Aim of the task: Report how many lines of the records below include the word "text". Give nothing but the number.

Task inputs:
╭──

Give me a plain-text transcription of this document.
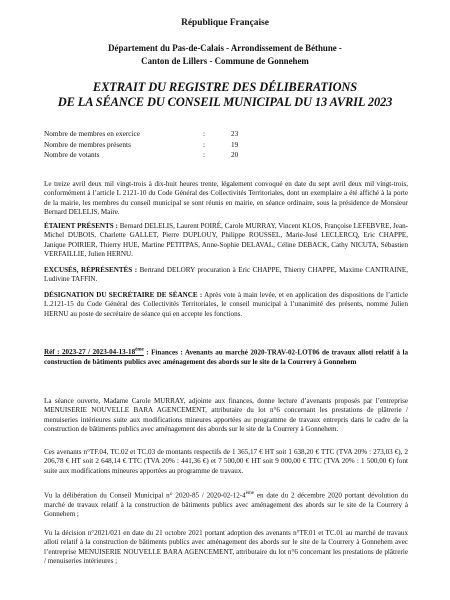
République Française
Département du Pas-de-Calais - Arrondissement de Béthune -
Canton de Lillers - Commune de Gonnehem
EXTRAIT DU REGISTRE DES DÉLIBERATIONS
DE LA SÉANCE DU CONSEIL MUNICIPAL DU 13 AVRIL 2023
Nombre de membres en exercice	:	23
Nombre de membres présents	:	19
Nombre de votants	:	20

Le treize avril deux mil vingt-trois à dix-huit heures trente, légalement convoqué en date du sept avril deux mil vingt-trois, conformément à l’article L 2121-10 du Code Général des Collectivités Territoriales, dont un exemplaire a été affiché à la porte de la mairie, les membres du conseil municipal se sont réunis en mairie, en séance ordinaire, sous la présidence de Monsieur Bernard DELELIS, Maire.

ÉTAIENT PRÉSENTS : Bernard DELELIS, Laurent POIRÉ, Carole MURRAY, Vincent KLOS, Françoise LEFEBVRE, Jean-Michel DUBOIS, Charlette GALLET, Pierre DUPLOUY, Philippe ROUSSEL, Marie-José LECLERCQ, Eric CHAPPE, Janique POIRIER, Thierry HUE, Martine PETITPAS, Anne-Sophie DELAVAL, Céline DEBACK, Cathy NICUTA, Sébastien VERFAILLIE, Julien HERNU.

EXCUSÉS, RÉPRÉSENTÉS : Bertrand DELORY procuration à Eric CHAPPE, Thierry CHAPPE, Maxime CANTRAINE, Ludivine TAFFIN.

DÉSIGNATION DU SECRÉTAIRE DE SÉANCE : Après vote à main levée, et en application des dispositions de l’article L.2121-15 du Code Général des Collectivités Territoriales, le conseil municipal à l’unanimité des présents, nomme Julien HERNU au poste de secrétaire de séance qui en accepte les fonctions.

Réf : 2023-27 / 2023-04-13-18ème : Finances : Avenants au marché 2020-TRAV-02-LOT06 de travaux alloti relatif à la construction de bâtiments publics avec aménagement des abords sur le site de la Courrery à Gonnehem

La séance ouverte, Madame Carole MURRAY, adjointe aux finances, donne lecture d’avenants proposés par l’entreprise MENUISERIE NOUVELLE BARA AGENCEMENT, attributaire du lot n°6 concernant les prestations de plâtrerie / menuiseries intérieures suite aux modifications mineures apportées au programme de travaux entrepris dans le cadre de la construction de bâtiments publics avec aménagement des abords sur le site de la Courrery à Gonnehem.

Ces avenants n°TF.04, TC.02 et TC.03 de montants respectifs de 1 365,17 € HT soit 1 638,20 € TTC (TVA 20% : 273,03 €), 2 206,78 € HT soit 2 648,14 € TTC (TVA 20% : 441,36 €) et 7 500,00 € HT soit 9 000,00 € TTC (TVA 20% : 1 500,00 €) font suite aux modifications mineures apportées au programme de travaux.

Vu la délibération du Conseil Municipal n° 2020-85 / 2020-02-12-4ème en date du 2 décembre 2020 portant dévolution du marché de travaux relatif à la construction de bâtiments publics avec aménagement des abords sur le site de la Courrery à Gonnehem ;

Vu la décision n°2021/021 en date du 21 octobre 2021 portant adoption des avenants n°TF.01 et TC.01 au marché de travaux alloti relatif à la construction de bâtiments publics avec aménagement des abords sur le site de la Courrery à Gonnehem avec l’entreprise MENUISERIE NOUVELLE BARA AGENCEMENT, attributaire du lot n°6 concernant les prestations de plâtrerie / menuiseries intérieures ;
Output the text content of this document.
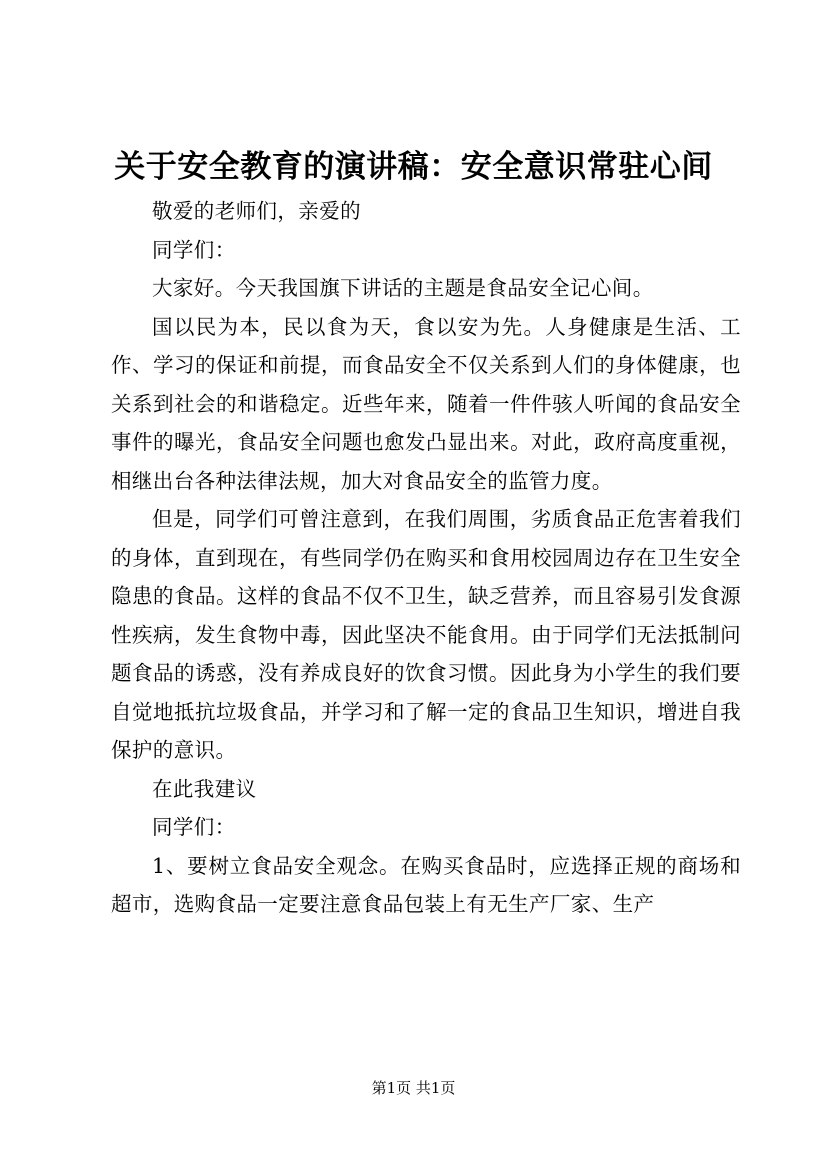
关于安全教育的演讲稿：安全意识常驻心间

敬爱的老师们，亲爱的

同学们：

大家好。今天我国旗下讲话的主题是食品安全记心间。

国以民为本，民以食为天，食以安为先。人身健康是生活、工作、学习的保证和前提，而食品安全不仅关系到人们的身体健康，也关系到社会的和谐稳定。近些年来，随着一件件骇人听闻的食品安全事件的曝光，食品安全问题也愈发凸显出来。对此，政府高度重视，相继出台各种法律法规，加大对食品安全的监管力度。

但是，同学们可曾注意到，在我们周围，劣质食品正危害着我们的身体，直到现在，有些同学仍在购买和食用校园周边存在卫生安全隐患的食品。这样的食品不仅不卫生，缺乏营养，而且容易引发食源性疾病，发生食物中毒，因此坚决不能食用。由于同学们无法抵制问题食品的诱惑，没有养成良好的饮食习惯。因此身为小学生的我们要自觉地抵抗垃圾食品，并学习和了解一定的食品卫生知识，增进自我保护的意识。

在此我建议

同学们：

1、要树立食品安全观念。在购买食品时，应选择正规的商场和超市，选购食品一定要注意食品包装上有无生产厂家、生产

第1页 共1页
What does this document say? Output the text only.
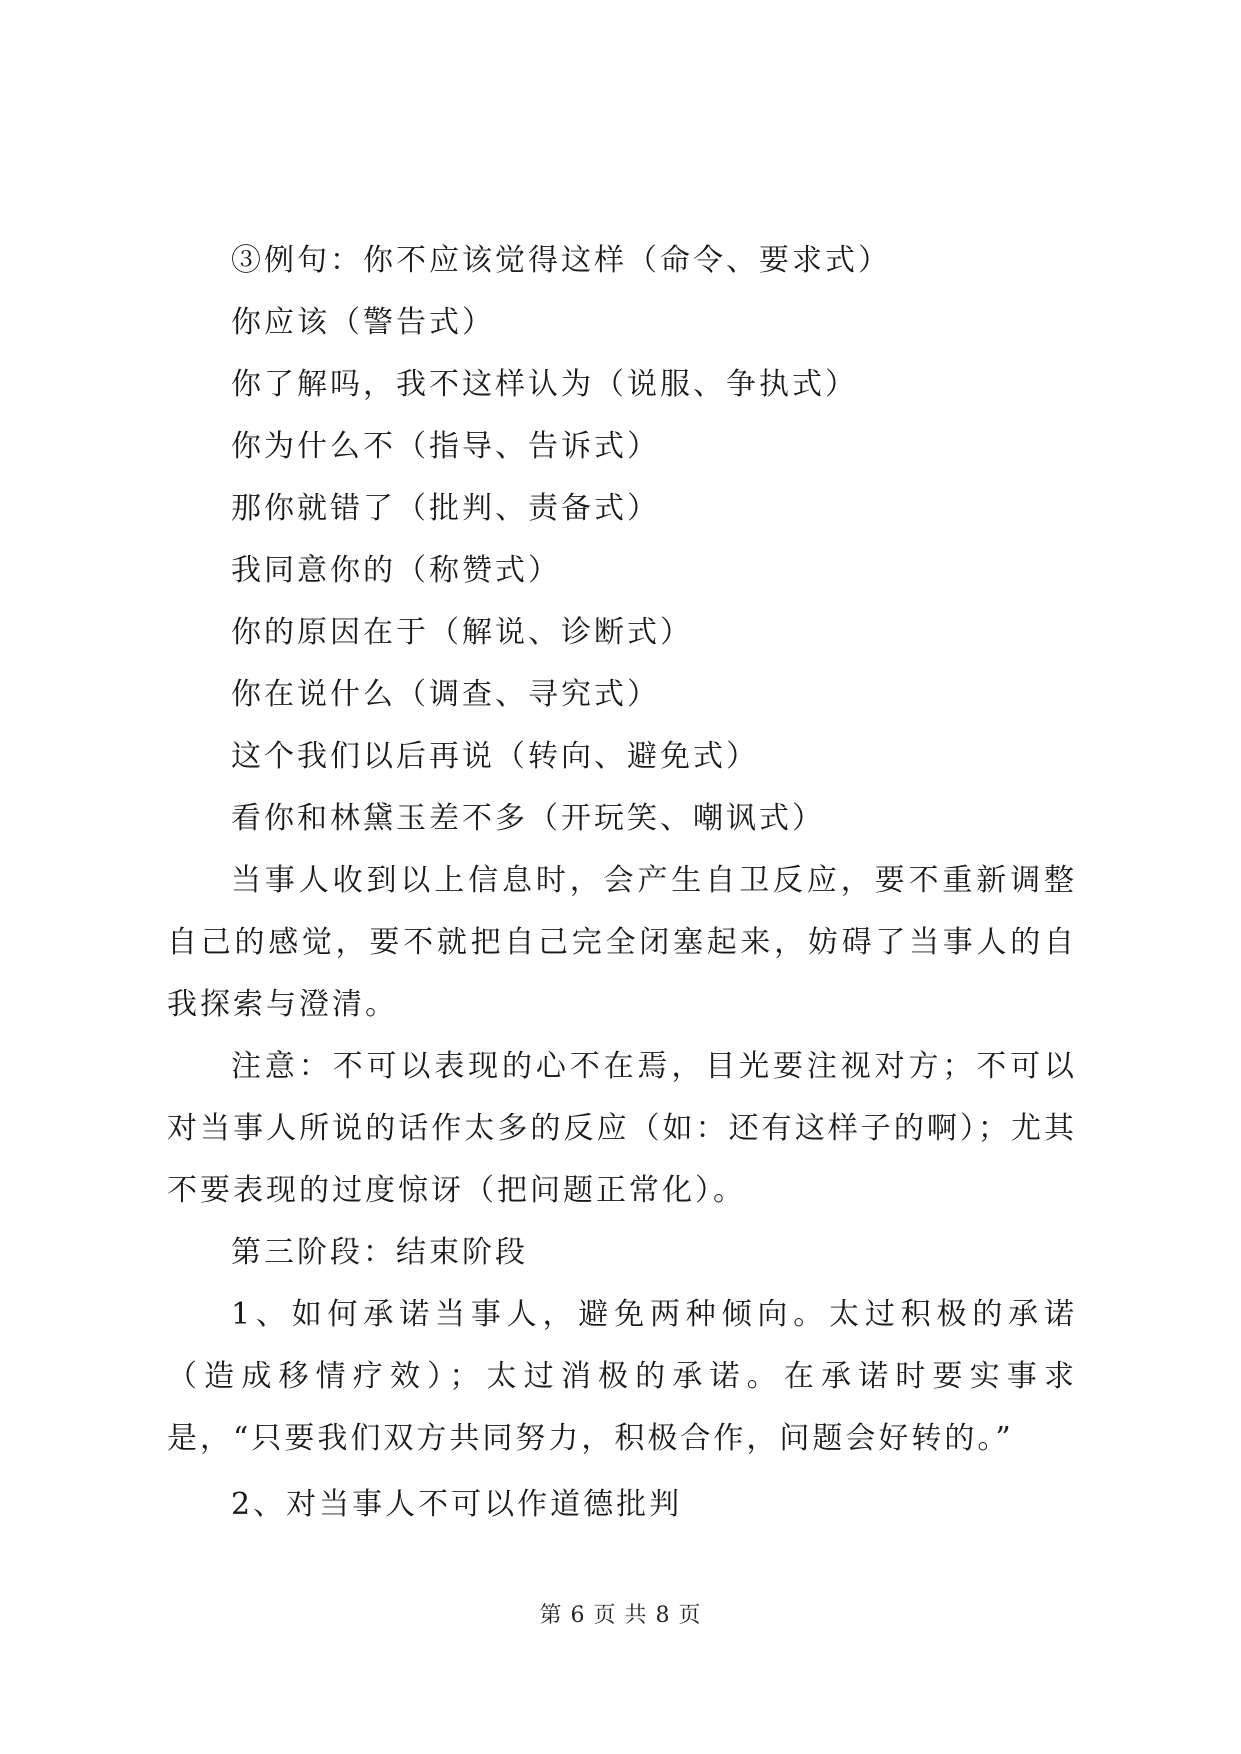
③例句：你不应该觉得这样（命令、要求式）
你应该（警告式）
你了解吗，我不这样认为（说服、争执式）
你为什么不（指导、告诉式）
那你就错了（批判、责备式）
我同意你的（称赞式）
你的原因在于（解说、诊断式）
你在说什么（调查、寻究式）
这个我们以后再说（转向、避免式）
看你和林黛玉差不多（开玩笑、嘲讽式）

当事人收到以上信息时，会产生自卫反应，要不重新调整自己的感觉，要不就把自己完全闭塞起来，妨碍了当事人的自我探索与澄清。

注意：不可以表现的心不在焉，目光要注视对方；不可以对当事人所说的话作太多的反应（如：还有这样子的啊）；尤其不要表现的过度惊讶（把问题正常化）。

第三阶段：结束阶段

1、如何承诺当事人，避免两种倾向。太过积极的承诺（造成移情疗效）；太过消极的承诺。在承诺时要实事求是，“只要我们双方共同努力，积极合作，问题会好转的。”

2、对当事人不可以作道德批判

第 6 页 共 8 页
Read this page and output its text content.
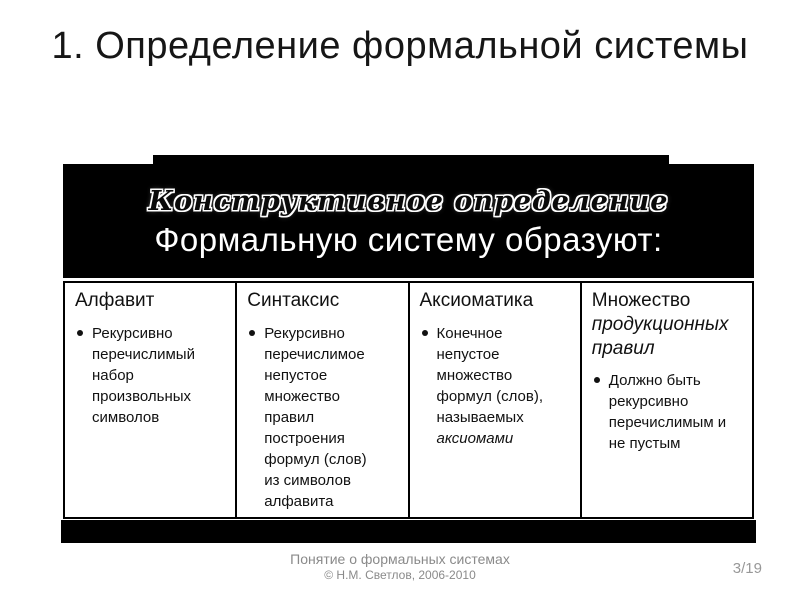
1. Определение формальной системы
Конструктивное определение
Формальную систему образуют:
Алфавит
Рекурсивно перечислимый набор произвольных символов
Синтаксис
Рекурсивно перечислимое непустое множество правил построения формул (слов) из символов алфавита
Аксиоматика
Конечное непустое множество формул (слов), называемых аксиомами
Множество продукционных правил
Должно быть рекурсивно перечислимым и не пустым
Понятие о формальных системах
© Н.М. Светлов, 2006-2010	3/19
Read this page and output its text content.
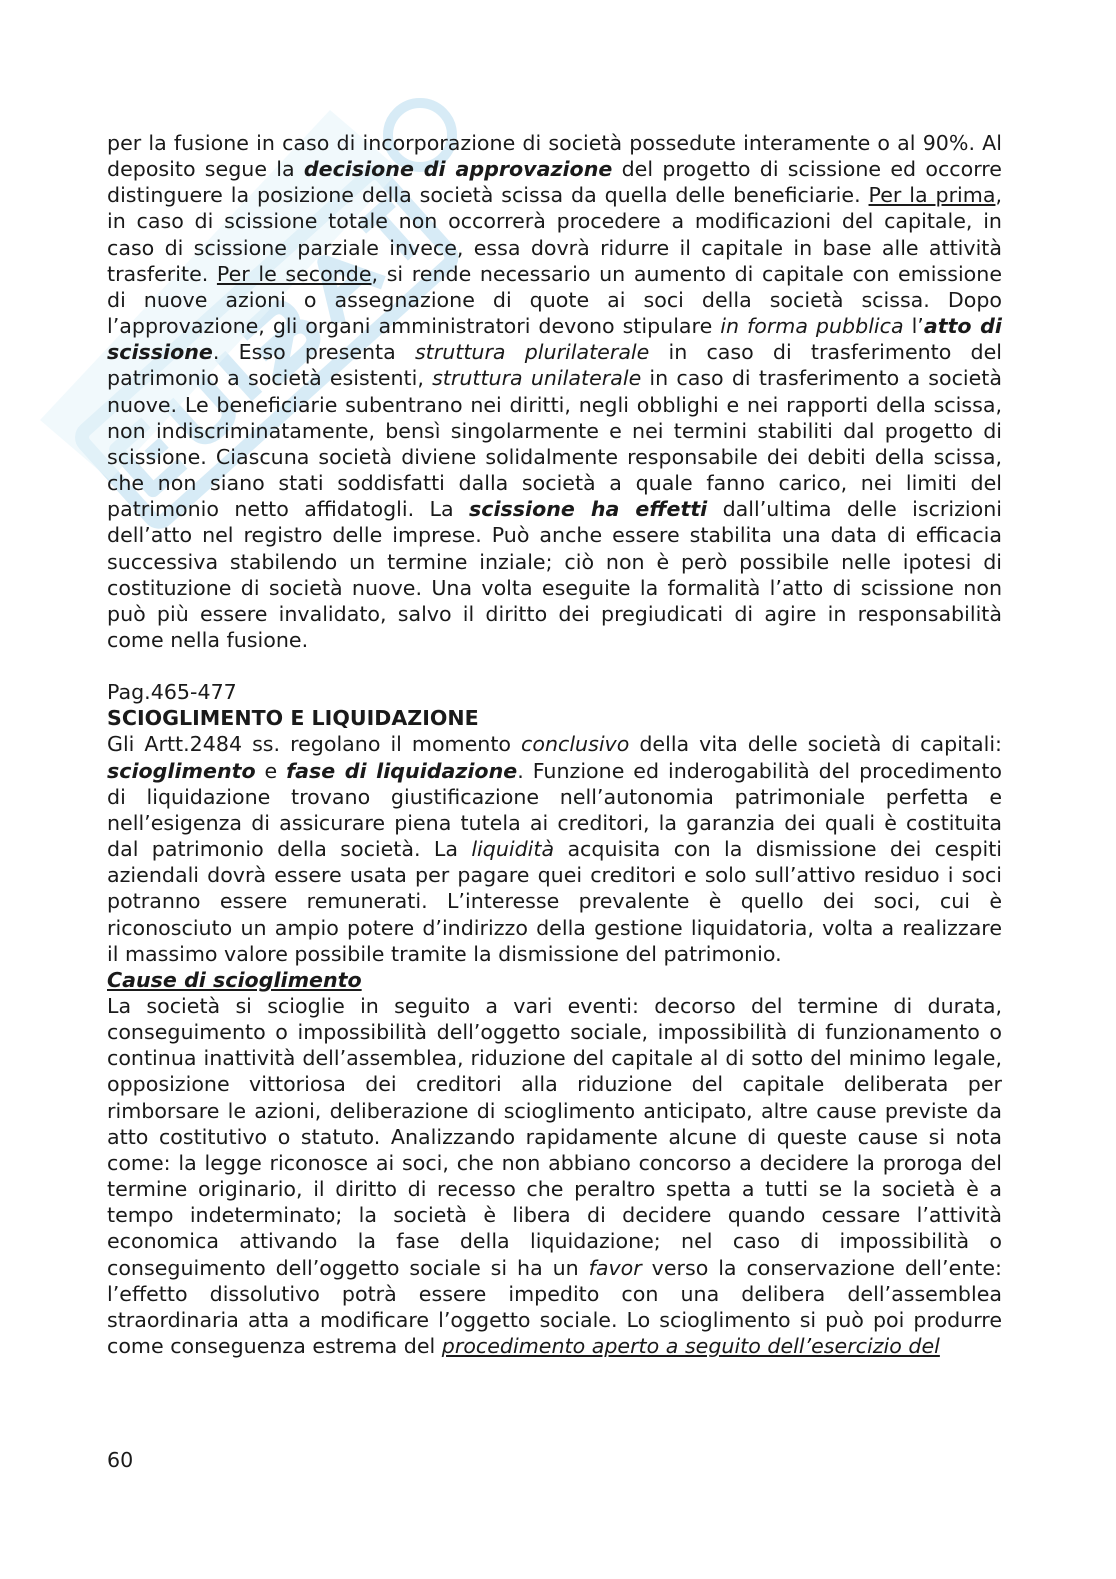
per la fusione in caso di incorporazione di società possedute interamente o al 90%. Al deposito segue la decisione di approvazione del progetto di scissione ed occorre distinguere la posizione della società scissa da quella delle beneficiarie. Per la prima, in caso di scissione totale non occorrerà procedere a modificazioni del capitale, in caso di scissione parziale invece, essa dovrà ridurre il capitale in base alle attività trasferite. Per le seconde, si rende necessario un aumento di capitale con emissione di nuove azioni o assegnazione di quote ai soci della società scissa. Dopo l’approvazione, gli organi amministratori devono stipulare in forma pubblica l’atto di scissione. Esso presenta struttura plurilaterale in caso di trasferimento del patrimonio a società esistenti, struttura unilaterale in caso di trasferimento a società nuove. Le beneficiarie subentrano nei diritti, negli obblighi e nei rapporti della scissa, non indiscriminatamente, bensì singolarmente e nei termini stabiliti dal progetto di scissione. Ciascuna società diviene solidalmente responsabile dei debiti della scissa, che non siano stati soddisfatti dalla società a quale fanno carico, nei limiti del patrimonio netto affidatogli. La scissione ha effetti dall’ultima delle iscrizioni dell’atto nel registro delle imprese. Può anche essere stabilita una data di efficacia successiva stabilendo un termine inziale; ciò non è però possibile nelle ipotesi di costituzione di società nuove. Una volta eseguite la formalità l’atto di scissione non può più essere invalidato, salvo il diritto dei pregiudicati di agire in responsabilità come nella fusione.

Pag.465-477

SCIOGLIMENTO E LIQUIDAZIONE

Gli Artt.2484 ss. regolano il momento conclusivo della vita delle società di capitali: scioglimento e fase di liquidazione. Funzione ed inderogabilità del procedimento di liquidazione trovano giustificazione nell’autonomia patrimoniale perfetta e nell’esigenza di assicurare piena tutela ai creditori, la garanzia dei quali è costituita dal patrimonio della società. La liquidità acquisita con la dismissione dei cespiti aziendali dovrà essere usata per pagare quei creditori e solo sull’attivo residuo i soci potranno essere remunerati. L’interesse prevalente è quello dei soci, cui è riconosciuto un ampio potere d’indirizzo della gestione liquidatoria, volta a realizzare il massimo valore possibile tramite la dismissione del patrimonio.

Cause di scioglimento

La società si scioglie in seguito a vari eventi: decorso del termine di durata, conseguimento o impossibilità dell’oggetto sociale, impossibilità di funzionamento o continua inattività dell’assemblea, riduzione del capitale al di sotto del minimo legale, opposizione vittoriosa dei creditori alla riduzione del capitale deliberata per rimborsare le azioni, deliberazione di scioglimento anticipato, altre cause previste da atto costitutivo o statuto. Analizzando rapidamente alcune di queste cause si nota come: la legge riconosce ai soci, che non abbiano concorso a decidere la proroga del termine originario, il diritto di recesso che peraltro spetta a tutti se la società è a tempo indeterminato; la società è libera di decidere quando cessare l’attività economica attivando la fase della liquidazione; nel caso di impossibilità o conseguimento dell’oggetto sociale si ha un favor verso la conservazione dell’ente: l’effetto dissolutivo potrà essere impedito con una delibera dell’assemblea straordinaria atta a modificare l’oggetto sociale. Lo scioglimento si può poi produrre come conseguenza estrema del procedimento aperto a seguito dell’esercizio del

60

╰──

Result of this exercise: 5